> [WORK TO COMPLETE] Write out all lines holding the word "this".
+ + +
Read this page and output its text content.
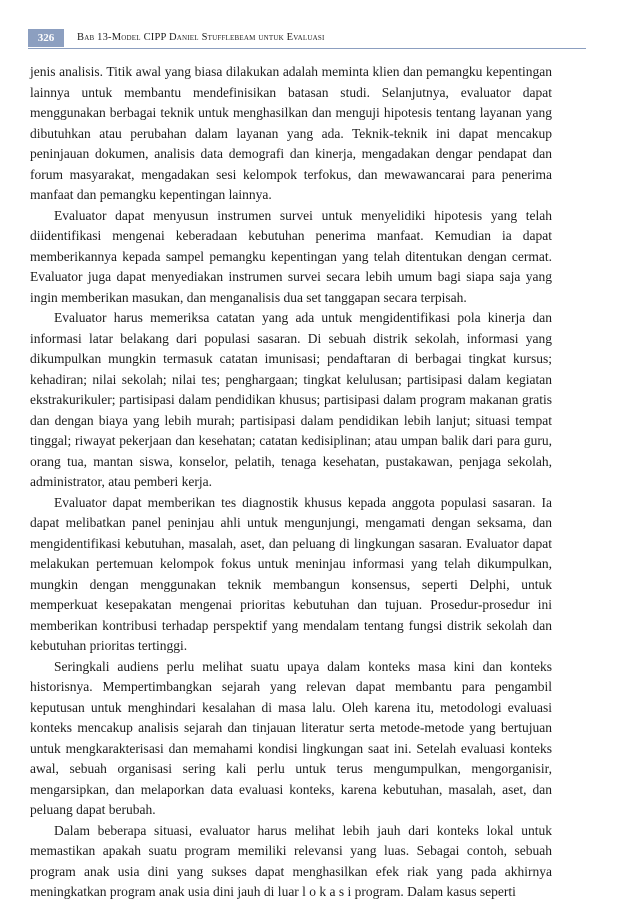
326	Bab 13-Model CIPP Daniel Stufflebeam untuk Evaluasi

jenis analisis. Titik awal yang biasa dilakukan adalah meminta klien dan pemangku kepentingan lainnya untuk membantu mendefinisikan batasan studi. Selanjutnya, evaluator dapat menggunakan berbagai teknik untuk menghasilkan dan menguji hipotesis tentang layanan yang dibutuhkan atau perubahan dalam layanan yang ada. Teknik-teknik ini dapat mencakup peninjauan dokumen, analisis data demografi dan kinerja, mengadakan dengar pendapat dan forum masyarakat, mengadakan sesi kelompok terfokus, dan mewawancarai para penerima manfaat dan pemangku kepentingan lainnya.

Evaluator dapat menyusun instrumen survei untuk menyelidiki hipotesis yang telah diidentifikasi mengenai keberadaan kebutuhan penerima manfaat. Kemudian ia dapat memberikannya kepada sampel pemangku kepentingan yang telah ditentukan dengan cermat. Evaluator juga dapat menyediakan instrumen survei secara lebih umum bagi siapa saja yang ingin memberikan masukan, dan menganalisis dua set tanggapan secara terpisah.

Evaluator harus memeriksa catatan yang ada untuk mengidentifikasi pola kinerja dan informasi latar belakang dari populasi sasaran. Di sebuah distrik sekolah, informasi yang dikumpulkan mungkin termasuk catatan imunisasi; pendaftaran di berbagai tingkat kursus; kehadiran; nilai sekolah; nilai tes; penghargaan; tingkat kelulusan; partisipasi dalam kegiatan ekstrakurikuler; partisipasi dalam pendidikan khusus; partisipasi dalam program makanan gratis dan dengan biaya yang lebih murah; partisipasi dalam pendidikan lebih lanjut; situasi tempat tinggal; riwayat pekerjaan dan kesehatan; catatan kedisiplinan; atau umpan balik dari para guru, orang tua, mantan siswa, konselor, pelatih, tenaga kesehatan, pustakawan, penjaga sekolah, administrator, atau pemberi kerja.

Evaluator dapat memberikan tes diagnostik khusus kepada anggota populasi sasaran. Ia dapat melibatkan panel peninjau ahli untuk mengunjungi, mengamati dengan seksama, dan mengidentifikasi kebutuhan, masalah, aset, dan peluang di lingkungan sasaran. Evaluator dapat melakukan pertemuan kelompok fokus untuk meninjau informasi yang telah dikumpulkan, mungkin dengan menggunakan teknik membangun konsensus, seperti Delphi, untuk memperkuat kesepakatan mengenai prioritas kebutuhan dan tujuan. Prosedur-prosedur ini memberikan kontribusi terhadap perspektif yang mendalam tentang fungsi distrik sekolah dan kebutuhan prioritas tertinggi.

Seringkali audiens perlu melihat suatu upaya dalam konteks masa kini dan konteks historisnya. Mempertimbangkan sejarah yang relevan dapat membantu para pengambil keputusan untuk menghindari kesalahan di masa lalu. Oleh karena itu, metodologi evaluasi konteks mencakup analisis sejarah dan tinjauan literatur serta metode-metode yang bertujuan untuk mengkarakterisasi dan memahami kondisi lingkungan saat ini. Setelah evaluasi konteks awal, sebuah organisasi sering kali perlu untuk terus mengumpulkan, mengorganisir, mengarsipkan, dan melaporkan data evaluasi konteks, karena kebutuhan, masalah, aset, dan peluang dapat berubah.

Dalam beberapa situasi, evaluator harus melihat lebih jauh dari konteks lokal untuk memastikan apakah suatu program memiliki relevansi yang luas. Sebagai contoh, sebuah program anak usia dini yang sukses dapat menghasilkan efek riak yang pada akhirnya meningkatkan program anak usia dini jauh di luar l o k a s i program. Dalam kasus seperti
+ + +
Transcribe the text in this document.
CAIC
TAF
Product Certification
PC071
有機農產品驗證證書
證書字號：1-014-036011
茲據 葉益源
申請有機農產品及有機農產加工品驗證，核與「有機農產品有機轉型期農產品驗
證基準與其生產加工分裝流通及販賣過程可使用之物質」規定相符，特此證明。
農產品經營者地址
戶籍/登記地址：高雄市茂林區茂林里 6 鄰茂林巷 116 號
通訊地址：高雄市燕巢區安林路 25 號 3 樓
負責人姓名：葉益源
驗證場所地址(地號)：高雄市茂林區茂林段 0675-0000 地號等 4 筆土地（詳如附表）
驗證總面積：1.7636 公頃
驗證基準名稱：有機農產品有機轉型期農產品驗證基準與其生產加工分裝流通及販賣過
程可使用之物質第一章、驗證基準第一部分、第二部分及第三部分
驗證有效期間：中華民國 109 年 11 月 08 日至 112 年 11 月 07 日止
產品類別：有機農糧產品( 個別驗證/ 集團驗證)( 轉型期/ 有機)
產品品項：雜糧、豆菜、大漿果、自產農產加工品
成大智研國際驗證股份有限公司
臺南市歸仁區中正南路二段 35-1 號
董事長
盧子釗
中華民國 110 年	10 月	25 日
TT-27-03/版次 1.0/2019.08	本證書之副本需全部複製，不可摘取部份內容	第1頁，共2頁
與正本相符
+ + +
> [ANSWER BELOW]
Read this page and output its text content.
Transcribe the text in this document.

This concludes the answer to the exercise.